REQUIRED WORK:
Look for the string "VNPI" and copy every line that has it.

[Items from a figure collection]

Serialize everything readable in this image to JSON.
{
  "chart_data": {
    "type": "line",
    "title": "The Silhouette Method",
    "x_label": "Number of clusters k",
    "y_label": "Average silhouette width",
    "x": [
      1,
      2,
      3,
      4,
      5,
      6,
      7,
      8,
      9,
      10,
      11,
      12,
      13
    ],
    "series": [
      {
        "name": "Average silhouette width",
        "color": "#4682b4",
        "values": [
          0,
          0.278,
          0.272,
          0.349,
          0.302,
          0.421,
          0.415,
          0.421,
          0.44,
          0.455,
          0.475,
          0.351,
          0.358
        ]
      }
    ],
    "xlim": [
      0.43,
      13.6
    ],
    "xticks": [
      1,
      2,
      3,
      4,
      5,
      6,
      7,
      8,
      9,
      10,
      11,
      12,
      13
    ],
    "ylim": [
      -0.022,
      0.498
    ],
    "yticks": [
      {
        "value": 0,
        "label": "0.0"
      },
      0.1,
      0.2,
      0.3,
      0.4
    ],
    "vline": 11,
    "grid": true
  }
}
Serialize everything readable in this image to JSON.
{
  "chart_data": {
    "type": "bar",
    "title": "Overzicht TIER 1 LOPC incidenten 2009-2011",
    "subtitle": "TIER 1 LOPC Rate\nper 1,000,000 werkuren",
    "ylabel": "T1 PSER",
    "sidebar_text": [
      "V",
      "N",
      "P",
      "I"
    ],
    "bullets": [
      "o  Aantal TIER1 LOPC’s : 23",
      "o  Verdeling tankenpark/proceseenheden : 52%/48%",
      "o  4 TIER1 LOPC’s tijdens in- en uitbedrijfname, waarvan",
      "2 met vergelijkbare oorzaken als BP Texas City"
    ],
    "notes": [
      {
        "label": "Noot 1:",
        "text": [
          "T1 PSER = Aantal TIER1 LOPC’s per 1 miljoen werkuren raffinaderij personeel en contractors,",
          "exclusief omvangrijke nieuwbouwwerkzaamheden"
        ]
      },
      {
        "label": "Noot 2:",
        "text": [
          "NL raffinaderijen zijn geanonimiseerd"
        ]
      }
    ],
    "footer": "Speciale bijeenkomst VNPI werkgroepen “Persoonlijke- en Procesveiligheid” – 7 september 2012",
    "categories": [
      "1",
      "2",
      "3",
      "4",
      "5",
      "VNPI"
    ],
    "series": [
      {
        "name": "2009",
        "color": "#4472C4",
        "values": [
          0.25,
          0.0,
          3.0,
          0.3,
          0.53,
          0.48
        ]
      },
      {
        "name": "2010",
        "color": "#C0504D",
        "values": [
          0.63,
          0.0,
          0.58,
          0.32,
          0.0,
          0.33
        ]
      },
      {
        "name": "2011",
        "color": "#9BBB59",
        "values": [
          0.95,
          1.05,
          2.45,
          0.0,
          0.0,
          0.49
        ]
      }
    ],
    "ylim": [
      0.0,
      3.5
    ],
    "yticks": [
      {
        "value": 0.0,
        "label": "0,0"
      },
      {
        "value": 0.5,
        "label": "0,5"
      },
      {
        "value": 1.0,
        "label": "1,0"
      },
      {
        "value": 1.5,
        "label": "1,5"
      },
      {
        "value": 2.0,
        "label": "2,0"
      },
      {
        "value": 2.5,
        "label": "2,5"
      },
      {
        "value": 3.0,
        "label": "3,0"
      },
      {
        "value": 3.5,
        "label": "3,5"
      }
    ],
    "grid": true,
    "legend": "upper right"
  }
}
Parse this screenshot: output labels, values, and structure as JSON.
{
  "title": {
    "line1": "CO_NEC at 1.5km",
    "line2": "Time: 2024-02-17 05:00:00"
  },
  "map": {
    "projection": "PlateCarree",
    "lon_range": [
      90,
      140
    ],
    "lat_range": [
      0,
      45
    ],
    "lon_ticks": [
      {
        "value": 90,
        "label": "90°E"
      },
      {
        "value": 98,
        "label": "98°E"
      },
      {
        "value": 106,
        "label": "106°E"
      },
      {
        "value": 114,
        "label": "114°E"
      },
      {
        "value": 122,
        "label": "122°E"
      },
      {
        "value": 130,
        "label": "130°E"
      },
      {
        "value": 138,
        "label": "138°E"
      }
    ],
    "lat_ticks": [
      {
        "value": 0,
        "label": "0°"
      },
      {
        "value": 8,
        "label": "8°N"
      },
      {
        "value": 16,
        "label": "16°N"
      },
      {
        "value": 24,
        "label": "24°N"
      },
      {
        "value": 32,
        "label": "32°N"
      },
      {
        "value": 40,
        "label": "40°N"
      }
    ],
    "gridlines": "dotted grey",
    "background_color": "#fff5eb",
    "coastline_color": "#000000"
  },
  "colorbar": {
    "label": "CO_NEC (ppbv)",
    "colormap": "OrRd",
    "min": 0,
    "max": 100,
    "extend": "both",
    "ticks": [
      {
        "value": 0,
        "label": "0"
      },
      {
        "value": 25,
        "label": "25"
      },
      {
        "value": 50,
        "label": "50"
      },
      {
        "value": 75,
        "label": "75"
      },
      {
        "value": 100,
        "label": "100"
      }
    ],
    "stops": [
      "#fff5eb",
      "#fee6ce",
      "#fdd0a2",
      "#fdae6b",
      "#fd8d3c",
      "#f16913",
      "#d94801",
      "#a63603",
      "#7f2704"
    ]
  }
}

EXPECTED OUTPUT:
    "footer": "Speciale bijeenkomst VNPI werkgroepen “Persoonlijke- en Procesveiligheid” – 7 september 2012",
      "VNPI"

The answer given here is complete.